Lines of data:
--- Begin ---

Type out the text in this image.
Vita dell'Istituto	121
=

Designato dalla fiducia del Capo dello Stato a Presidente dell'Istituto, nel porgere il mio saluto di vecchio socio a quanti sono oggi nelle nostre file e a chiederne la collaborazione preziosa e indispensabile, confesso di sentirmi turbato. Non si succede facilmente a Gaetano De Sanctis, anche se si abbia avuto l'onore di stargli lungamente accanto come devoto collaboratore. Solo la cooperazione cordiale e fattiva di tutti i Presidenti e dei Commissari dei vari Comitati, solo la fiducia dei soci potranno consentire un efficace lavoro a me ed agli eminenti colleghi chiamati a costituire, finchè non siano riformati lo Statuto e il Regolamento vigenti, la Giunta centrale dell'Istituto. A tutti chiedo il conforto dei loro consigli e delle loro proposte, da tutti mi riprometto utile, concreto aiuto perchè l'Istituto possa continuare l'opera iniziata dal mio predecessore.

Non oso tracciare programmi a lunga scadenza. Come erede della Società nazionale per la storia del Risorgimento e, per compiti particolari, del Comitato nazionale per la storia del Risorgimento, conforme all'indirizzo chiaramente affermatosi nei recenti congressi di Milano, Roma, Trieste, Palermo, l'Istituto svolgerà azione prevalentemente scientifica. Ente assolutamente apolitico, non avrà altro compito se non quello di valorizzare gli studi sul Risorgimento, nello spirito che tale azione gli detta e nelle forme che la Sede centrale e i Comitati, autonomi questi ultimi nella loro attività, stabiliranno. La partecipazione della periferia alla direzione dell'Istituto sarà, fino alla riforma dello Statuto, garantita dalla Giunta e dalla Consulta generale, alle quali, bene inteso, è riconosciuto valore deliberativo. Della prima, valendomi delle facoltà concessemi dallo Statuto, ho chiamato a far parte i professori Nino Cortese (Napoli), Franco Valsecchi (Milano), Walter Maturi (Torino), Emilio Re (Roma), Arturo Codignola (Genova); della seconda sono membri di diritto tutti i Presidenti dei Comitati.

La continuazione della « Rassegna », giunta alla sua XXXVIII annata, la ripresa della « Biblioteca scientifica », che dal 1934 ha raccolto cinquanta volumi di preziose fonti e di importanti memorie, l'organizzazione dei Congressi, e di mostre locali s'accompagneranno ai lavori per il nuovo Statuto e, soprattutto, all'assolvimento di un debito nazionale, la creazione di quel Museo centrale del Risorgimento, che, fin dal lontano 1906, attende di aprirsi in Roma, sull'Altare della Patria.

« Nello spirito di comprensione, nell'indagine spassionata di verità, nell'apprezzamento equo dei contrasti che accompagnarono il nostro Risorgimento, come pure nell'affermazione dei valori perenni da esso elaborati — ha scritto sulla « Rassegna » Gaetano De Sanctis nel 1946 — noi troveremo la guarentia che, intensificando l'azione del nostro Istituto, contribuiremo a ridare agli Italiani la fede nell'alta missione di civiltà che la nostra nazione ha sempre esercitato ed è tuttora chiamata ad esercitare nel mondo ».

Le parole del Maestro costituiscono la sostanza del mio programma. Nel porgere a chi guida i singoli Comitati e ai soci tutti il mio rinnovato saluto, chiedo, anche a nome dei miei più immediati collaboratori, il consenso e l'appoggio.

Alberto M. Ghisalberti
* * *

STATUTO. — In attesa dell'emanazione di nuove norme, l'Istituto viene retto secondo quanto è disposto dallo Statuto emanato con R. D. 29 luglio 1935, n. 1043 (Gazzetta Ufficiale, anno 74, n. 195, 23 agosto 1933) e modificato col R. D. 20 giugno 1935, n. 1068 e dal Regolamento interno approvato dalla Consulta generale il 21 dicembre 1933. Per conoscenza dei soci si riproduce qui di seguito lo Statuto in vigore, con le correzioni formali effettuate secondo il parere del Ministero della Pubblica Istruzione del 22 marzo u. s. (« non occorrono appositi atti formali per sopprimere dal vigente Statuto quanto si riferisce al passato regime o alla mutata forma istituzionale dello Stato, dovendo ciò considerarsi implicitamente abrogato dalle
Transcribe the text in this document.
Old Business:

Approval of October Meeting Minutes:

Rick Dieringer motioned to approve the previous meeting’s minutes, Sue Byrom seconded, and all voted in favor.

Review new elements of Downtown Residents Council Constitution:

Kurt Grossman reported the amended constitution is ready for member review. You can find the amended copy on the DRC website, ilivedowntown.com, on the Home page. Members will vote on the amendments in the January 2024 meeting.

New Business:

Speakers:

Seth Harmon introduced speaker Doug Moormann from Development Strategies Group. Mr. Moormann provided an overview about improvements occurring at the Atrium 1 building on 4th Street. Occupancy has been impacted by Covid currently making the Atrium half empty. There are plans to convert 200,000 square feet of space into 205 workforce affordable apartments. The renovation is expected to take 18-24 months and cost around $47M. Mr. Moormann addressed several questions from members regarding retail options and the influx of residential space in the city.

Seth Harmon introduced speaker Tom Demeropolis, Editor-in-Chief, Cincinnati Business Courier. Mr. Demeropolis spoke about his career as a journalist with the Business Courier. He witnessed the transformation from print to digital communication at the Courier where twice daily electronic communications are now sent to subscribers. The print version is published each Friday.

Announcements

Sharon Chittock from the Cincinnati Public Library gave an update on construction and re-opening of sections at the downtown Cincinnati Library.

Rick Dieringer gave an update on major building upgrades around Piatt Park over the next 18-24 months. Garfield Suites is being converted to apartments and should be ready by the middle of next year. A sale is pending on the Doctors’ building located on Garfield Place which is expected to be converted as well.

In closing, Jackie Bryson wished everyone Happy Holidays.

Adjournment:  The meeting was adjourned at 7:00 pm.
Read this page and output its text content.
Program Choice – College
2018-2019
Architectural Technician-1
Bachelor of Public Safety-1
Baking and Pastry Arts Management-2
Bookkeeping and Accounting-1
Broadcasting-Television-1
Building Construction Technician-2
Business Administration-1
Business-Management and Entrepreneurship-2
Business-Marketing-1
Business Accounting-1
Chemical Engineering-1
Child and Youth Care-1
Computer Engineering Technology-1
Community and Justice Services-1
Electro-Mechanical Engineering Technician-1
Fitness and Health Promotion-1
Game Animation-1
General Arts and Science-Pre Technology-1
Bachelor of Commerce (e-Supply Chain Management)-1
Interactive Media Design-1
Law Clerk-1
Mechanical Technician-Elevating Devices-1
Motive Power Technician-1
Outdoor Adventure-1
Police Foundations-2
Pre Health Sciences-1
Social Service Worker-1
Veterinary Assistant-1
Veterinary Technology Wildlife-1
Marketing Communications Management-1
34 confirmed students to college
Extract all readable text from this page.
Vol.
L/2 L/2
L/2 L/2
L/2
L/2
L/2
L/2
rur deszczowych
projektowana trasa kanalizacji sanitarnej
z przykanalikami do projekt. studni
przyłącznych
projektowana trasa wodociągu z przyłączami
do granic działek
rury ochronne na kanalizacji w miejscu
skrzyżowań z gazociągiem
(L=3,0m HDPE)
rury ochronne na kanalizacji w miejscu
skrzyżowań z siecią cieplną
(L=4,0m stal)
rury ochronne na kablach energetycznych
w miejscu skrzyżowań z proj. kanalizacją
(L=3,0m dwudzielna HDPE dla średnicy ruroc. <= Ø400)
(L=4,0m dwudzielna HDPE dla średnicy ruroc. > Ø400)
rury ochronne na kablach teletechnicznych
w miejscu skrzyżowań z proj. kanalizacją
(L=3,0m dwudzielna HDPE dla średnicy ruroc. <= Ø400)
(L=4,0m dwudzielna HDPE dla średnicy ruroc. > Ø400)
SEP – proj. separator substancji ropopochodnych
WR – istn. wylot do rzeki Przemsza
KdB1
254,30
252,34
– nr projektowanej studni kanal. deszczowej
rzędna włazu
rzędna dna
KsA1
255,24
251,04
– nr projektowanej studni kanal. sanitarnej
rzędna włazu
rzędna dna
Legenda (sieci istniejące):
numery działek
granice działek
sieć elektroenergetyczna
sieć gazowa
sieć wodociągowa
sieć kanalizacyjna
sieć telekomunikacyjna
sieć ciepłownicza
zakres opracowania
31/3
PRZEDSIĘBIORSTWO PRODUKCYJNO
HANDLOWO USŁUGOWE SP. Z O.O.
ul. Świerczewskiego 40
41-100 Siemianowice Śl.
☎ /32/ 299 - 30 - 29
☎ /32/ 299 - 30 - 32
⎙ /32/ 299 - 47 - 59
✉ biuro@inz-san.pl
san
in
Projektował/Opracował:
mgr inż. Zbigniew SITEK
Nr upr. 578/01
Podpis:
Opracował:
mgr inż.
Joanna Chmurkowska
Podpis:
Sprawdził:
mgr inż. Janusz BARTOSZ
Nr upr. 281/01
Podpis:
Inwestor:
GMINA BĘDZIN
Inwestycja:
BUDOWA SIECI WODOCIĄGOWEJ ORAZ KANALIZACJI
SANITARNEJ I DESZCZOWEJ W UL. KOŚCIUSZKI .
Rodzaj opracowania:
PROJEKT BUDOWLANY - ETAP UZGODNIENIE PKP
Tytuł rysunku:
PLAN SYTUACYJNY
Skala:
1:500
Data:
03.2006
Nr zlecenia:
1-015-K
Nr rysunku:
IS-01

--- End ---

WRITTEN REQUEST
From the records above, copy every line that holds the word "Technology".

ANSWER TO THIS EXERCISE
Computer Engineering Technology-1
General Arts and Science-Pre Technology-1
Veterinary Technology Wildlife-1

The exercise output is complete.